EXERCISE TASK:
Identify every line containing the word "important" and reproduce each one.

THE RECORDS:
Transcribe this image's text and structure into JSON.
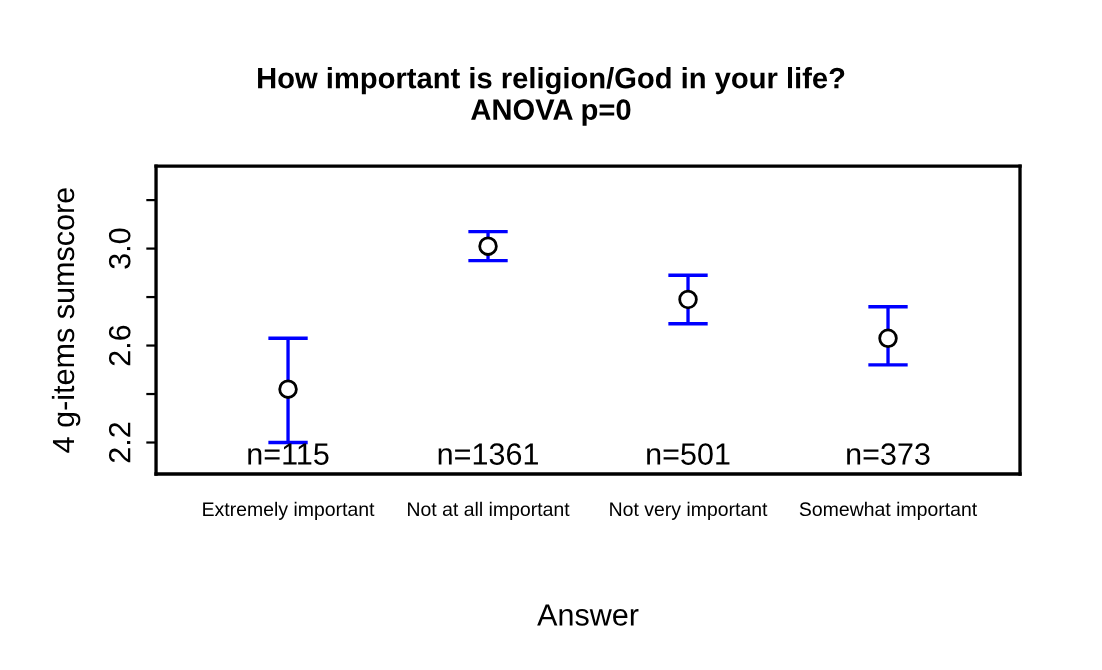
{
  "chart_data": {
    "type": "scatter",
    "title": "How important is religion/God in your life?\nANOVA p=0",
    "xlabel": "Answer",
    "ylabel": "4 g-items sumscore",
    "categories": [
      "Extremely important",
      "Not at all important",
      "Not very important",
      "Somewhat important"
    ],
    "series": [
      {
        "color": "#000000",
        "values": [
          2.42,
          3.01,
          2.79,
          2.63
        ],
        "errors": [
          [
            2.2,
            2.63
          ],
          [
            2.95,
            3.07
          ],
          [
            2.69,
            2.89
          ],
          [
            2.52,
            2.76
          ]
        ]
      }
    ],
    "marker": "circle",
    "ylim": [
      2.07,
      3.34
    ],
    "yticks": [
      2.2,
      {
        "value": 2.4,
        "label": null
      },
      2.6,
      {
        "value": 2.8,
        "label": null
      },
      {
        "value": 3.0,
        "label": "3.0"
      },
      {
        "value": 3.2,
        "label": null
      }
    ],
    "grid": false,
    "legend": false,
    "annotations": [
      "n=115",
      "n=1361",
      "n=501",
      "n=373"
    ]
  }
}
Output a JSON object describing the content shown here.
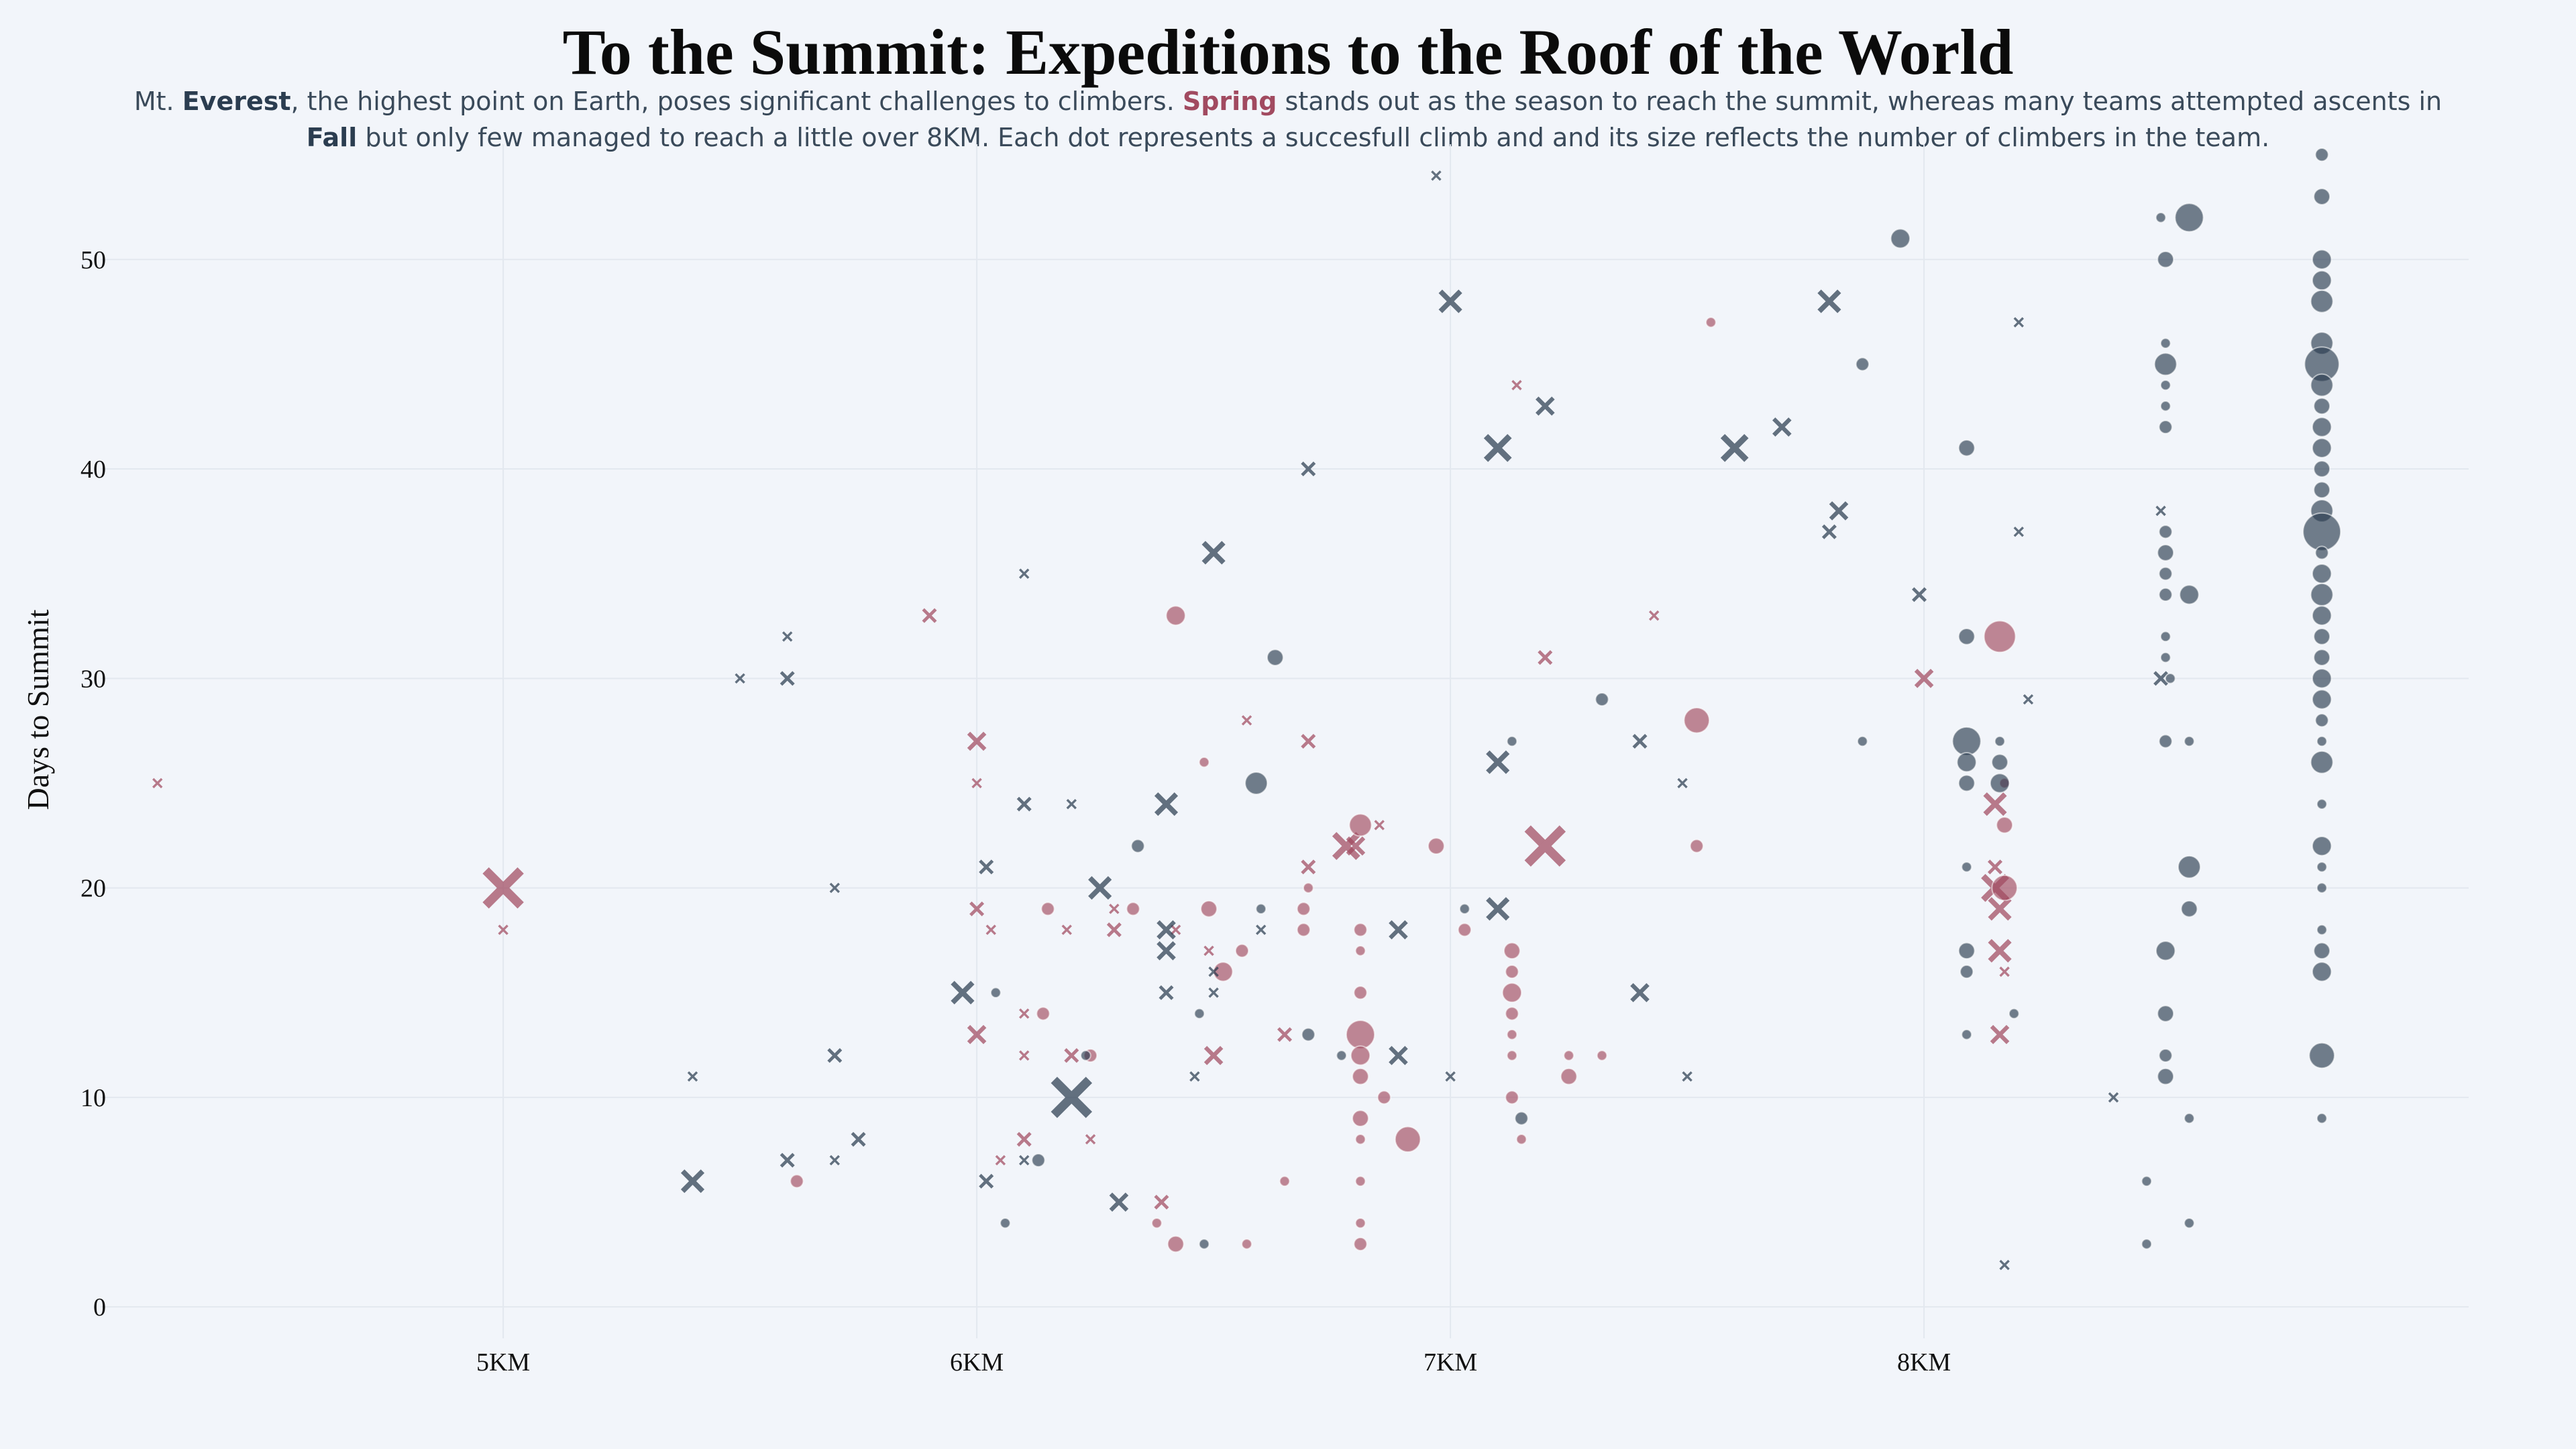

OUTPUT OF THE TASK:
    "title": "How important is religion/God in your life?\nANOVA p=0",
      "Extremely important",
      "Not at all important",
      "Not very important",
      "Somewhat important"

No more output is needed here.